PROBLEM STATEMENT =>
Below are some records; return each one exactly.
** START OF STORED RECORDS **
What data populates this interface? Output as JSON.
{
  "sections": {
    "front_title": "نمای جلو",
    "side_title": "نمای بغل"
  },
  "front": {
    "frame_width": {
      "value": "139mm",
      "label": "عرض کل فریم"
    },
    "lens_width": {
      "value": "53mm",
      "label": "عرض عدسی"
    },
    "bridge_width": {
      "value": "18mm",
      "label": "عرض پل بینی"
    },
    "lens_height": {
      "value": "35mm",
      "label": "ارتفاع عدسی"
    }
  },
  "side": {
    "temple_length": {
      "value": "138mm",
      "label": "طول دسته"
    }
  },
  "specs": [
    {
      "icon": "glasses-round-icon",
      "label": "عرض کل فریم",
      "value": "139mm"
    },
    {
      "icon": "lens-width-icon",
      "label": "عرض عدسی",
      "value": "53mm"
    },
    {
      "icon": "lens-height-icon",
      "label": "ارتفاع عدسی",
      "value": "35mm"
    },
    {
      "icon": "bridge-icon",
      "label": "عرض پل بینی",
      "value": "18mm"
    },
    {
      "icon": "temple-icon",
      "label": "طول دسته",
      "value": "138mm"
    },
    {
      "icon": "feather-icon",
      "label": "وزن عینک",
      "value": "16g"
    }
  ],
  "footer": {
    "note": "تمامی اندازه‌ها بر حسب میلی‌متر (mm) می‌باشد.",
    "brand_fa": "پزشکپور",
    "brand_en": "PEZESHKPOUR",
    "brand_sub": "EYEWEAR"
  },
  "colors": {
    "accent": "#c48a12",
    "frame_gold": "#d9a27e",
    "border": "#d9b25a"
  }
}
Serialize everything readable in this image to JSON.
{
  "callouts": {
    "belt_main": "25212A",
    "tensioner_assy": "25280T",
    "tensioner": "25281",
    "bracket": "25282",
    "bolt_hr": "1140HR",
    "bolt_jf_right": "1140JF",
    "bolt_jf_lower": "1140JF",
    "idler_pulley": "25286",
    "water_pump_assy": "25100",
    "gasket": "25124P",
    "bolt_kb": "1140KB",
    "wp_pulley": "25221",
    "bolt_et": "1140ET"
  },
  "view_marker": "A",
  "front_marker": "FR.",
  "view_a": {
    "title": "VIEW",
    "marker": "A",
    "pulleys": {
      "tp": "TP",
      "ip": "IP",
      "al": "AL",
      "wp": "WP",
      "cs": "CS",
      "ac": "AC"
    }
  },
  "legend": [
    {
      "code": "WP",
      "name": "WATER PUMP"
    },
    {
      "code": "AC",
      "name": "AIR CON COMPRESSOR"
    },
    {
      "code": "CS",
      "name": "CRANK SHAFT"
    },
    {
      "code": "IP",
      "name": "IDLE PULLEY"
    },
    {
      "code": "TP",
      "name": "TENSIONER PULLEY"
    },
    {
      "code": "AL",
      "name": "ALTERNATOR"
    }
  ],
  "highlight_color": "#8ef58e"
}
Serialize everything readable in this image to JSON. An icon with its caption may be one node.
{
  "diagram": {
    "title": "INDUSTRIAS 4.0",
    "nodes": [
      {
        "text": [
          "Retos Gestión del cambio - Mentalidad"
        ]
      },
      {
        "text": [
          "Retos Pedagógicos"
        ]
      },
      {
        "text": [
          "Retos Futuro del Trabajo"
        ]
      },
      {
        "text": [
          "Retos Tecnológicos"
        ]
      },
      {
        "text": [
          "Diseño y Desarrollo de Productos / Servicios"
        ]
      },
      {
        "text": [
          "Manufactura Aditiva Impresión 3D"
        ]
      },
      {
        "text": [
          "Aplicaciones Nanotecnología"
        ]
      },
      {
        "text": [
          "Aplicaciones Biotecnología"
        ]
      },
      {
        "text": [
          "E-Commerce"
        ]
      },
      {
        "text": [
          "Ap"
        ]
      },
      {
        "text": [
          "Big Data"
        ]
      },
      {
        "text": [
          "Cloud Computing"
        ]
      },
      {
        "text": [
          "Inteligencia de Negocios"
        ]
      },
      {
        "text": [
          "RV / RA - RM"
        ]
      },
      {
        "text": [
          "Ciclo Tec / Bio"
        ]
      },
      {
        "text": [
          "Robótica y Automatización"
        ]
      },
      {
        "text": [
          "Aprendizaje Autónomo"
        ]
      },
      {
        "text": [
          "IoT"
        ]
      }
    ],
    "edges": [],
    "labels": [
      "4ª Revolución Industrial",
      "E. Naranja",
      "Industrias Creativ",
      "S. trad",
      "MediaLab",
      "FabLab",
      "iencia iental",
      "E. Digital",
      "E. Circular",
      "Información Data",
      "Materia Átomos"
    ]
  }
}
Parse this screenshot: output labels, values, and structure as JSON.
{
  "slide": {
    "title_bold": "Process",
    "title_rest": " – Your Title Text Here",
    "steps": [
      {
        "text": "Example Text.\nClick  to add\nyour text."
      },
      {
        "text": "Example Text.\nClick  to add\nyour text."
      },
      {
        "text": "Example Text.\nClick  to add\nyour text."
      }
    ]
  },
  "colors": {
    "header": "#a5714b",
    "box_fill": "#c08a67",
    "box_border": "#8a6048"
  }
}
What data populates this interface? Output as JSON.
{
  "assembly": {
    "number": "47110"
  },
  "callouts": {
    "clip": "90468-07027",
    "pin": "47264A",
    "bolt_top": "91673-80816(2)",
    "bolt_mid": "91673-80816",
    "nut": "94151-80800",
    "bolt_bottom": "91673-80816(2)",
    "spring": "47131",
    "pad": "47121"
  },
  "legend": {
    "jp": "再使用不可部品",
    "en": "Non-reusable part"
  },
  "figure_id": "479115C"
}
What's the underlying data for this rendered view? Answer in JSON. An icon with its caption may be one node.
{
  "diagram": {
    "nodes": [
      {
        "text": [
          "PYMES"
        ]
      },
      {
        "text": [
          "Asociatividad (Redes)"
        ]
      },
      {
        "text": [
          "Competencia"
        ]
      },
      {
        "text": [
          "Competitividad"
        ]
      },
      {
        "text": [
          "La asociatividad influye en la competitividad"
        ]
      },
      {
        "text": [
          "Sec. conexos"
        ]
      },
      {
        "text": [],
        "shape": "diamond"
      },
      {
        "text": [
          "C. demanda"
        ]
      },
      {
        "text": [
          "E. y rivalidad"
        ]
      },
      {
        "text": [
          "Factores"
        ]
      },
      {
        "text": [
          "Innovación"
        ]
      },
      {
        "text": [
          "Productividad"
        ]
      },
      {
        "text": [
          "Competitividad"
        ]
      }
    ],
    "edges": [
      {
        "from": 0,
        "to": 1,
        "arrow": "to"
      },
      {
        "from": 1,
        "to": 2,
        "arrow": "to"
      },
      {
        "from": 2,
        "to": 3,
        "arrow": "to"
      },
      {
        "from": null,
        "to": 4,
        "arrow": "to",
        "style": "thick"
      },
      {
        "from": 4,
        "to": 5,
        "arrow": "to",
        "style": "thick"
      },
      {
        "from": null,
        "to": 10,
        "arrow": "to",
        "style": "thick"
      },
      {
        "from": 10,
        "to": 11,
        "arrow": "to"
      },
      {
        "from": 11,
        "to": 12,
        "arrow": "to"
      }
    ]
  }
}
** END OF STORED RECORDS **
WRITTEN REPLY =>
What data populates this interface? Output as JSON.
{
  "sections": {
    "front_title": "نمای جلو",
    "side_title": "نمای بغل"
  },
  "front": {
    "frame_width": {
      "value": "139mm",
      "label": "عرض کل فریم"
    },
    "lens_width": {
      "value": "53mm",
      "label": "عرض عدسی"
    },
    "bridge_width": {
      "value": "18mm",
      "label": "عرض پل بینی"
    },
    "lens_height": {
      "value": "35mm",
      "label": "ارتفاع عدسی"
    }
  },
  "side": {
    "temple_length": {
      "value": "138mm",
      "label": "طول دسته"
    }
  },
  "specs": [
    {
      "icon": "glasses-round-icon",
      "label": "عرض کل فریم",
      "value": "139mm"
    },
    {
      "icon": "lens-width-icon",
      "label": "عرض عدسی",
      "value": "53mm"
    },
    {
      "icon": "lens-height-icon",
      "label": "ارتفاع عدسی",
      "value": "35mm"
    },
    {
      "icon": "bridge-icon",
      "label": "عرض پل بینی",
      "value": "18mm"
    },
    {
      "icon": "temple-icon",
      "label": "طول دسته",
      "value": "138mm"
    },
    {
      "icon": "feather-icon",
      "label": "وزن عینک",
      "value": "16g"
    }
  ],
  "footer": {
    "note": "تمامی اندازه‌ها بر حسب میلی‌متر (mm) می‌باشد.",
    "brand_fa": "پزشکپور",
    "brand_en": "PEZESHKPOUR",
    "brand_sub": "EYEWEAR"
  },
  "colors": {
    "accent": "#c48a12",
    "frame_gold": "#d9a27e",
    "border": "#d9b25a"
  }
}
Serialize everything readable in this image to JSON.
{
  "callouts": {
    "belt_main": "25212A",
    "tensioner_assy": "25280T",
    "tensioner": "25281",
    "bracket": "25282",
    "bolt_hr": "1140HR",
    "bolt_jf_right": "1140JF",
    "bolt_jf_lower": "1140JF",
    "idler_pulley": "25286",
    "water_pump_assy": "25100",
    "gasket": "25124P",
    "bolt_kb": "1140KB",
    "wp_pulley": "25221",
    "bolt_et": "1140ET"
  },
  "view_marker": "A",
  "front_marker": "FR.",
  "view_a": {
    "title": "VIEW",
    "marker": "A",
    "pulleys": {
      "tp": "TP",
      "ip": "IP",
      "al": "AL",
      "wp": "WP",
      "cs": "CS",
      "ac": "AC"
    }
  },
  "legend": [
    {
      "code": "WP",
      "name": "WATER PUMP"
    },
    {
      "code": "AC",
      "name": "AIR CON COMPRESSOR"
    },
    {
      "code": "CS",
      "name": "CRANK SHAFT"
    },
    {
      "code": "IP",
      "name": "IDLE PULLEY"
    },
    {
      "code": "TP",
      "name": "TENSIONER PULLEY"
    },
    {
      "code": "AL",
      "name": "ALTERNATOR"
    }
  ],
  "highlight_color": "#8ef58e"
}
Serialize everything readable in this image to JSON. An icon with its caption may be one node.
{
  "diagram": {
    "title": "INDUSTRIAS 4.0",
    "nodes": [
      {
        "text": [
          "Retos Gestión del cambio - Mentalidad"
        ]
      },
      {
        "text": [
          "Retos Pedagógicos"
        ]
      },
      {
        "text": [
          "Retos Futuro del Trabajo"
        ]
      },
      {
        "text": [
          "Retos Tecnológicos"
        ]
      },
      {
        "text": [
          "Diseño y Desarrollo de Productos / Servicios"
        ]
      },
      {
        "text": [
          "Manufactura Aditiva Impresión 3D"
        ]
      },
      {
        "text": [
          "Aplicaciones Nanotecnología"
        ]
      },
      {
        "text": [
          "Aplicaciones Biotecnología"
        ]
      },
      {
        "text": [
          "E-Commerce"
        ]
      },
      {
        "text": [
          "Ap"
        ]
      },
      {
        "text": [
          "Big Data"
        ]
      },
      {
        "text": [
          "Cloud Computing"
        ]
      },
      {
        "text": [
          "Inteligencia de Negocios"
        ]
      },
      {
        "text": [
          "RV / RA - RM"
        ]
      },
      {
        "text": [
          "Ciclo Tec / Bio"
        ]
      },
      {
        "text": [
          "Robótica y Automatización"
        ]
      },
      {
        "text": [
          "Aprendizaje Autónomo"
        ]
      },
      {
        "text": [
          "IoT"
        ]
      }
    ],
    "edges": [],
    "labels": [
      "4ª Revolución Industrial",
      "E. Naranja",
      "Industrias Creativ",
      "S. trad",
      "MediaLab",
      "FabLab",
      "iencia iental",
      "E. Digital",
      "E. Circular",
      "Información Data",
      "Materia Átomos"
    ]
  }
}
Parse this screenshot: output labels, values, and structure as JSON.
{
  "slide": {
    "title_bold": "Process",
    "title_rest": " – Your Title Text Here",
    "steps": [
      {
        "text": "Example Text.\nClick  to add\nyour text."
      },
      {
        "text": "Example Text.\nClick  to add\nyour text."
      },
      {
        "text": "Example Text.\nClick  to add\nyour text."
      }
    ]
  },
  "colors": {
    "header": "#a5714b",
    "box_fill": "#c08a67",
    "box_border": "#8a6048"
  }
}
What data populates this interface? Output as JSON.
{
  "assembly": {
    "number": "47110"
  },
  "callouts": {
    "clip": "90468-07027",
    "pin": "47264A",
    "bolt_top": "91673-80816(2)",
    "bolt_mid": "91673-80816",
    "nut": "94151-80800",
    "bolt_bottom": "91673-80816(2)",
    "spring": "47131",
    "pad": "47121"
  },
  "legend": {
    "jp": "再使用不可部品",
    "en": "Non-reusable part"
  },
  "figure_id": "479115C"
}
What's the underlying data for this rendered view? Answer in JSON. An icon with its caption may be one node.
{
  "diagram": {
    "nodes": [
      {
        "text": [
          "PYMES"
        ]
      },
      {
        "text": [
          "Asociatividad (Redes)"
        ]
      },
      {
        "text": [
          "Competencia"
        ]
      },
      {
        "text": [
          "Competitividad"
        ]
      },
      {
        "text": [
          "La asociatividad influye en la competitividad"
        ]
      },
      {
        "text": [
          "Sec. conexos"
        ]
      },
      {
        "text": [],
        "shape": "diamond"
      },
      {
        "text": [
          "C. demanda"
        ]
      },
      {
        "text": [
          "E. y rivalidad"
        ]
      },
      {
        "text": [
          "Factores"
        ]
      },
      {
        "text": [
          "Innovación"
        ]
      },
      {
        "text": [
          "Productividad"
        ]
      },
      {
        "text": [
          "Competitividad"
        ]
      }
    ],
    "edges": [
      {
        "from": 0,
        "to": 1,
        "arrow": "to"
      },
      {
        "from": 1,
        "to": 2,
        "arrow": "to"
      },
      {
        "from": 2,
        "to": 3,
        "arrow": "to"
      },
      {
        "from": null,
        "to": 4,
        "arrow": "to",
        "style": "thick"
      },
      {
        "from": 4,
        "to": 5,
        "arrow": "to",
        "style": "thick"
      },
      {
        "from": null,
        "to": 10,
        "arrow": "to",
        "style": "thick"
      },
      {
        "from": 10,
        "to": 11,
        "arrow": "to"
      },
      {
        "from": 11,
        "to": 12,
        "arrow": "to"
      }
    ]
  }
}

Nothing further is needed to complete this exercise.